> [Task brief]: Reproduce the entries below word for word, from the first line up to and including the line with "scatter-point <box>410 445 413 449</box>".

> [Exercise materials]:
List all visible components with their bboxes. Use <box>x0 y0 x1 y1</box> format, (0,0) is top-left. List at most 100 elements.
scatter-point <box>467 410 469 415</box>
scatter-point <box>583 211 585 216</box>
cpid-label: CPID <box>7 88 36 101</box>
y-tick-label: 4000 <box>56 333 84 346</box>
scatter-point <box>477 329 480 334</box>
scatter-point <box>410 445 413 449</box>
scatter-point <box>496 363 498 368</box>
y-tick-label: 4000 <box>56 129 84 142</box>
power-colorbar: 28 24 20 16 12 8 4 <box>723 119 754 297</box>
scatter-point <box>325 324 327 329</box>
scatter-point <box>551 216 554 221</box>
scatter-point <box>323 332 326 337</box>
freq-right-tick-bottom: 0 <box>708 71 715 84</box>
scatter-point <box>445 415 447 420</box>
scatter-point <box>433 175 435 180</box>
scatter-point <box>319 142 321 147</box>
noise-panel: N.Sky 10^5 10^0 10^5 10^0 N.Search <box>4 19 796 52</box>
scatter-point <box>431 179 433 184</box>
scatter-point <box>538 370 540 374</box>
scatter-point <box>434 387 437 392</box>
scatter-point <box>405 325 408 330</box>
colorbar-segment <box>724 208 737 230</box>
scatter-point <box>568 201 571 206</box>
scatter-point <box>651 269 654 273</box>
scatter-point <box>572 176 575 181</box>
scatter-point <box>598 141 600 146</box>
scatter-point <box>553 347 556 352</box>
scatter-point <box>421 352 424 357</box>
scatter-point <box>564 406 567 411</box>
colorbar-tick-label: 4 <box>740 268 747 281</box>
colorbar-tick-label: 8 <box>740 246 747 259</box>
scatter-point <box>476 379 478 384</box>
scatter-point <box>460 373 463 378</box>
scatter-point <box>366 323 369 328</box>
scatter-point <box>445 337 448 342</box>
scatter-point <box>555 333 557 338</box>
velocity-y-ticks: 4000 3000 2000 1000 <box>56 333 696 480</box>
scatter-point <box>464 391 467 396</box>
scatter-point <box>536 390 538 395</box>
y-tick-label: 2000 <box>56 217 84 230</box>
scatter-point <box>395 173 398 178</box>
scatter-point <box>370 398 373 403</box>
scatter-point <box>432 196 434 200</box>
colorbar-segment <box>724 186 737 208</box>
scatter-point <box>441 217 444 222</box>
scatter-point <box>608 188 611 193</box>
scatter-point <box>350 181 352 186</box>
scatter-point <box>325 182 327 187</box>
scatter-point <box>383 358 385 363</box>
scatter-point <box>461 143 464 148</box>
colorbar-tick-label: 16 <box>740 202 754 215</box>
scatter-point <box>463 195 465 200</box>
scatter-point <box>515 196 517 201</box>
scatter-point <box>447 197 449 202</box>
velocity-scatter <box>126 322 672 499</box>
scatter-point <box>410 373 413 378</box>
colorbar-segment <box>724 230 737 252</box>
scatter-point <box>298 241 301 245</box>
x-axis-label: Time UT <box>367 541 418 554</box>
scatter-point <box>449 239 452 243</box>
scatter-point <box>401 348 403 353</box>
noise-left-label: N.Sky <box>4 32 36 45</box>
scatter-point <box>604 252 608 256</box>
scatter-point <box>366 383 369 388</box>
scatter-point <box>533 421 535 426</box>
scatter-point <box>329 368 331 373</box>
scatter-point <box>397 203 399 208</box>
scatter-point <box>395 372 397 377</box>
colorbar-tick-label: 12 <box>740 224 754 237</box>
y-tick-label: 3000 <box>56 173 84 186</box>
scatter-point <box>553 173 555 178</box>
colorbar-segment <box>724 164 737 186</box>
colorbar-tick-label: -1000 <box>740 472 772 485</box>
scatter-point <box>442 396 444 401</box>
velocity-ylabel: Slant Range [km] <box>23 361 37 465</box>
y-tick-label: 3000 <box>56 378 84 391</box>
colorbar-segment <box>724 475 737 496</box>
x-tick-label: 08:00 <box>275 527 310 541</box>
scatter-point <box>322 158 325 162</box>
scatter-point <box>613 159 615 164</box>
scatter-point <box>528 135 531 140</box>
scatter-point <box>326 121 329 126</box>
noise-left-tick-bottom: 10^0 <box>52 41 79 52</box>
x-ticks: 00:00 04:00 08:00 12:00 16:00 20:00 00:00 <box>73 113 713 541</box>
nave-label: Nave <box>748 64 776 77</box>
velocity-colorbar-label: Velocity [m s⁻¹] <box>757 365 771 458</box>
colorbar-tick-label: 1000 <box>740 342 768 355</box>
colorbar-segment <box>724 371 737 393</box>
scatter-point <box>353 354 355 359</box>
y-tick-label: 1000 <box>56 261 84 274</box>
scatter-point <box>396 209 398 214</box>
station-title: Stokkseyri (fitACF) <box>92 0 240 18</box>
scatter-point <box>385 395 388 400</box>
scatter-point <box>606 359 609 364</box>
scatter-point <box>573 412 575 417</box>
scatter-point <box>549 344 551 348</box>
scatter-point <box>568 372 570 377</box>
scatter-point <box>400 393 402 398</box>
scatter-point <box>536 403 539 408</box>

> [Expected answer]:
List all visible components with their bboxes. Use <box>x0 y0 x1 y1</box> format, (0,0) is top-left. List at most 100 elements.
scatter-point <box>467 410 469 415</box>
scatter-point <box>583 211 585 216</box>
cpid-label: CPID <box>7 88 36 101</box>
y-tick-label: 4000 <box>56 333 84 346</box>
scatter-point <box>477 329 480 334</box>
scatter-point <box>410 445 413 449</box>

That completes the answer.